** START INPUT ROWS **

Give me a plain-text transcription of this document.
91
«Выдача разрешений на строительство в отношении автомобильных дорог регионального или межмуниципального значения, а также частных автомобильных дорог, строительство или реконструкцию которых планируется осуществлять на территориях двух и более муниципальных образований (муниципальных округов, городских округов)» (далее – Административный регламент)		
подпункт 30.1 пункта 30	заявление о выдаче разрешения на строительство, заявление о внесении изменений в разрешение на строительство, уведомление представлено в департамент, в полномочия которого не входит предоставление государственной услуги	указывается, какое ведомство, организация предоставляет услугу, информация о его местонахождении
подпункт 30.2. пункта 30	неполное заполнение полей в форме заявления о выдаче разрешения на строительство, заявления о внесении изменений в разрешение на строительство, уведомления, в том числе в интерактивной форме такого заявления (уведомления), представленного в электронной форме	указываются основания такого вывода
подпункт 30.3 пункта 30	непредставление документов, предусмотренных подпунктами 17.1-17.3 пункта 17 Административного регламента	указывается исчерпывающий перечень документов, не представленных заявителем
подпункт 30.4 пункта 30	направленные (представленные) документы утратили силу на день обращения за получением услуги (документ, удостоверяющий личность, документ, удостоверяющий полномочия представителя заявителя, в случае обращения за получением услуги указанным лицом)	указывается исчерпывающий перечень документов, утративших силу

** END INPUT ROWS **

OBJECTIVE
Reproduce the full listing above, character for character.

COMPLETE OUTPUT
Give me a plain-text transcription of this document.
91
«Выдача разрешений на строительство в отношении автомобильных дорог регионального или межмуниципального значения, а также частных автомобильных дорог, строительство или реконструкцию которых планируется осуществлять на территориях двух и более муниципальных образований (муниципальных округов, городских округов)» (далее – Административный регламент)		
подпункт 30.1 пункта 30	заявление о выдаче разрешения на строительство, заявление о внесении изменений в разрешение на строительство, уведомление представлено в департамент, в полномочия которого не входит предоставление государственной услуги	указывается, какое ведомство, организация предоставляет услугу, информация о его местонахождении
подпункт 30.2. пункта 30	неполное заполнение полей в форме заявления о выдаче разрешения на строительство, заявления о внесении изменений в разрешение на строительство, уведомления, в том числе в интерактивной форме такого заявления (уведомления), представленного в электронной форме	указываются основания такого вывода
подпункт 30.3 пункта 30	непредставление документов, предусмотренных подпунктами 17.1-17.3 пункта 17 Административного регламента	указывается исчерпывающий перечень документов, не представленных заявителем
подпункт 30.4 пункта 30	направленные (представленные) документы утратили силу на день обращения за получением услуги (документ, удостоверяющий личность, документ, удостоверяющий полномочия представителя заявителя, в случае обращения за получением услуги указанным лицом)	указывается исчерпывающий перечень документов, утративших силу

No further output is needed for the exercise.